Stored rows:
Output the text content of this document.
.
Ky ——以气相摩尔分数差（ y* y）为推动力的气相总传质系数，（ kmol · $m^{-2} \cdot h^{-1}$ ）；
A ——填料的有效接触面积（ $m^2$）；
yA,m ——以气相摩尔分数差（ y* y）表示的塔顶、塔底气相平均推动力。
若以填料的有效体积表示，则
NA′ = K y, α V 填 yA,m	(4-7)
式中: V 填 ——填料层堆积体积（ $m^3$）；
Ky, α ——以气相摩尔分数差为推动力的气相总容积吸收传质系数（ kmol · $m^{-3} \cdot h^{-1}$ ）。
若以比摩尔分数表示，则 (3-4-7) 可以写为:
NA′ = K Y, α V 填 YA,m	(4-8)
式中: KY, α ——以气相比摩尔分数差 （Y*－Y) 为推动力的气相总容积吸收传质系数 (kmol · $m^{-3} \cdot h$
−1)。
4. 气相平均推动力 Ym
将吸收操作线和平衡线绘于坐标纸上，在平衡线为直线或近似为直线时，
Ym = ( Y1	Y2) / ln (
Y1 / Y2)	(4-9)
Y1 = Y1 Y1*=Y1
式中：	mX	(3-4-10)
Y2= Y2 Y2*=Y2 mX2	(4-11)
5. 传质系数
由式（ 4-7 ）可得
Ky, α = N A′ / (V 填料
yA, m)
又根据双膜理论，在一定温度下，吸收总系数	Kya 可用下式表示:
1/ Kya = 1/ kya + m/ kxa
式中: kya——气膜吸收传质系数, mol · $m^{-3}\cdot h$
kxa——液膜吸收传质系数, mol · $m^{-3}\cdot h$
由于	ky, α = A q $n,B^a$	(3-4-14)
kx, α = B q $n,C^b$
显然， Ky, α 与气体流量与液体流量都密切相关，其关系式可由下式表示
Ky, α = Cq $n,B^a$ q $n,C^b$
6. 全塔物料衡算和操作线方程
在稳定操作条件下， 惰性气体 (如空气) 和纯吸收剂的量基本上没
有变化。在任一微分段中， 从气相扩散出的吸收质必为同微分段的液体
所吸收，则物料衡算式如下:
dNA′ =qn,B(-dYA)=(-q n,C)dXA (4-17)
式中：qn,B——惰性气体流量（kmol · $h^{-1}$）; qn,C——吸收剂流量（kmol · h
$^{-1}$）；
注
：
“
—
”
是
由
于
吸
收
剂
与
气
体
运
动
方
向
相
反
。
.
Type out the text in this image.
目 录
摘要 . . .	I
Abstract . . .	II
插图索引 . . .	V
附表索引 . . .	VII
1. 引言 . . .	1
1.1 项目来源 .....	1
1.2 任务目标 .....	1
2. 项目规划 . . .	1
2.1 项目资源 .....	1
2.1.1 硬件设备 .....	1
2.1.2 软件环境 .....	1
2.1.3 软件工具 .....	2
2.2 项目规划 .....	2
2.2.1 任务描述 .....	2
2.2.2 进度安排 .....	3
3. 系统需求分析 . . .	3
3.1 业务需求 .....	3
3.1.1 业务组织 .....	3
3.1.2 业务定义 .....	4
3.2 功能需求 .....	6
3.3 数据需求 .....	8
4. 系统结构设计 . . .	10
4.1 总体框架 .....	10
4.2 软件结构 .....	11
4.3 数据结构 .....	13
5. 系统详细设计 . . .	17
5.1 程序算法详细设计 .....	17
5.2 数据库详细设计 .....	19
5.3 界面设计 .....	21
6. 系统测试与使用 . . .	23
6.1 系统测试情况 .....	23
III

The request: From the preceding material, extract every line exactly.

Finished task:
Output the text content of this document.
.
Ky ——以气相摩尔分数差（ y* y）为推动力的气相总传质系数，（ kmol · $m^{-2} \cdot h^{-1}$ ）；
A ——填料的有效接触面积（ $m^2$）；
yA,m ——以气相摩尔分数差（ y* y）表示的塔顶、塔底气相平均推动力。
若以填料的有效体积表示，则
NA′ = K y, α V 填 yA,m	(4-7)
式中: V 填 ——填料层堆积体积（ $m^3$）；
Ky, α ——以气相摩尔分数差为推动力的气相总容积吸收传质系数（ kmol · $m^{-3} \cdot h^{-1}$ ）。
若以比摩尔分数表示，则 (3-4-7) 可以写为:
NA′ = K Y, α V 填 YA,m	(4-8)
式中: KY, α ——以气相比摩尔分数差 （Y*－Y) 为推动力的气相总容积吸收传质系数 (kmol · $m^{-3} \cdot h$
−1)。
4. 气相平均推动力 Ym
将吸收操作线和平衡线绘于坐标纸上，在平衡线为直线或近似为直线时，
Ym = ( Y1	Y2) / ln (
Y1 / Y2)	(4-9)
Y1 = Y1 Y1*=Y1
式中：	mX	(3-4-10)
Y2= Y2 Y2*=Y2 mX2	(4-11)
5. 传质系数
由式（ 4-7 ）可得
Ky, α = N A′ / (V 填料
yA, m)
又根据双膜理论，在一定温度下，吸收总系数	Kya 可用下式表示:
1/ Kya = 1/ kya + m/ kxa
式中: kya——气膜吸收传质系数, mol · $m^{-3}\cdot h$
kxa——液膜吸收传质系数, mol · $m^{-3}\cdot h$
由于	ky, α = A q $n,B^a$	(3-4-14)
kx, α = B q $n,C^b$
显然， Ky, α 与气体流量与液体流量都密切相关，其关系式可由下式表示
Ky, α = Cq $n,B^a$ q $n,C^b$
6. 全塔物料衡算和操作线方程
在稳定操作条件下， 惰性气体 (如空气) 和纯吸收剂的量基本上没
有变化。在任一微分段中， 从气相扩散出的吸收质必为同微分段的液体
所吸收，则物料衡算式如下:
dNA′ =qn,B(-dYA)=(-q n,C)dXA (4-17)
式中：qn,B——惰性气体流量（kmol · $h^{-1}$）; qn,C——吸收剂流量（kmol · h
$^{-1}$）；
注
：
“
—
”
是
由
于
吸
收
剂
与
气
体
运
动
方
向
相
反
。
.
Type out the text in this image.
目 录
摘要 . . .	I
Abstract . . .	II
插图索引 . . .	V
附表索引 . . .	VII
1. 引言 . . .	1
1.1 项目来源 .....	1
1.2 任务目标 .....	1
2. 项目规划 . . .	1
2.1 项目资源 .....	1
2.1.1 硬件设备 .....	1
2.1.2 软件环境 .....	1
2.1.3 软件工具 .....	2
2.2 项目规划 .....	2
2.2.1 任务描述 .....	2
2.2.2 进度安排 .....	3
3. 系统需求分析 . . .	3
3.1 业务需求 .....	3
3.1.1 业务组织 .....	3
3.1.2 业务定义 .....	4
3.2 功能需求 .....	6
3.3 数据需求 .....	8
4. 系统结构设计 . . .	10
4.1 总体框架 .....	10
4.2 软件结构 .....	11
4.3 数据结构 .....	13
5. 系统详细设计 . . .	17
5.1 程序算法详细设计 .....	17
5.2 数据库详细设计 .....	19
5.3 界面设计 .....	21
6. 系统测试与使用 . . .	23
6.1 系统测试情况 .....	23
III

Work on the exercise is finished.